Segundo Rogério Marzola, coordenador geral da Fasubra, a partir da Emenda Constitucional 95/16 (antiga PEC 55/16), a previsão de orçamento para 2017, de acordo com a Lei Orçamentária Anual (LOA), seriam os gastos de 2016, mais os restos a pagar, “o que deveria gerar congelamento de salários, auxílios e concursos, punindo os trabalhadores com o corte orçamentário”, explicou.

 

Marzola denunciou a redução dos recursos nas universidades, “na LOA de 2017, o recurso foi subtraído em quase 7% a menos em relação a 2016. No âmbito do Ministério da Educação (MEC) isso significa R$ 4,3 bilhões, ou 12% de seu orçamento”, disse em audiência pública na Câmara dos Deputados.

 

Avaliação

 

Cláudio Ribeiro, 2º vice-presidente da Regional Rio de Janeiro e um dos coordenadores do Setor das Ifes do ANDES-SN, afirma que a redução no orçamento é um problema enfrentado há tempos, mas que se agrava principalmente após a aprovação do Plano Nacional de Educação (PNE), na medida em que se começa a diminuir o repasse de recursos para as instituições públicas, e, ao mesmo tempo, a se utilizar mais verbas públicas para financiamento das instituições privadas.

 

“Esse quadro piora com a aprovação da Emenda Constitucional 95, pois, a partir dessa da nova lei, o orçamento da educação, que foi calculado esse ano, servirá como referência para os próximos 19 anos”, ressalta o docente. O coordenador do Setor das Ifes lembra, ainda, que os cortes incidem, inicialmente, sobre os setores mais precarizados das instituições de ensino, por meio da demissão de terceirizados e de corte de bolsas estudantis.

 

Cláudio Ribeiro encerra citando a agenda de lutas e de mobilizações do Setor das Ifes, aprovada durante o 62º Conad, realizado no mês de julho em Niterói (RJ). A agenda é dividida por temas, e entre eles está a luta por orçamento. “Já temos um calendário de ações como resposta aos ataques que estamos sofrendo. No dia 11 de agosto, por exemplo, haverá uma grande manifestação em defesa da educação pública, organizada em conjunto com Fasubra e Sinasefe”, conclui o docente.

□ □ □ □ □ □ □

* [Tarefa escrita 1] Reproduza fielmente as linhas dos registros que vão do início até a linha que contém "x-tick-label: |--- 9194,31", incluindo esta.

* [Dados da tarefa]
□ □ □ □ □ □ □

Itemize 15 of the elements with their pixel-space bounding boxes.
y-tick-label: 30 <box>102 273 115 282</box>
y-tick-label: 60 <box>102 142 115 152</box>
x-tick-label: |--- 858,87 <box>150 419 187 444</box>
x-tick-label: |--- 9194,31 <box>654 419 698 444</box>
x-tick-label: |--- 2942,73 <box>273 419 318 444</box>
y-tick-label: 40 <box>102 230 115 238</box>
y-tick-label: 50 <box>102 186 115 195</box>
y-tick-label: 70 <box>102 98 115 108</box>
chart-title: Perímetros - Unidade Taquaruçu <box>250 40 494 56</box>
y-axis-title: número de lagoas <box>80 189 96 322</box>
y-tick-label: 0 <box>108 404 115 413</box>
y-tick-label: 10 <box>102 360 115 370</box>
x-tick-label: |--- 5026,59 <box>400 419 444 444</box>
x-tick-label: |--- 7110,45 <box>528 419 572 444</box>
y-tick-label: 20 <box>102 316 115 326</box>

□ □ □ □ □ □ □

* [Tarefa escrita 2]
Responda com base no trecho sobre o orçamento da educação:
(a) Qual é o cargo de Rogério Marzola na Fasubra?
(b) Segundo Marzola, quanto o corte na LOA de 2017 significa no âmbito do Ministério da Educação?
(c) Em que mês e em que cidade foi realizado o 62º Conad?

* [Resposta 1]
Itemize 15 of the elements with their pixel-space bounding boxes.
y-tick-label: 30 <box>102 273 115 282</box>
y-tick-label: 60 <box>102 142 115 152</box>
x-tick-label: |--- 858,87 <box>150 419 187 444</box>
x-tick-label: |--- 9194,31 <box>654 419 698 444</box>

* [Resposta 2]
(a) Coordenador geral.
(b) R$ 4,3 bilhões, ou 12% de seu orçamento.
(c) Em julho, em Niterói (RJ).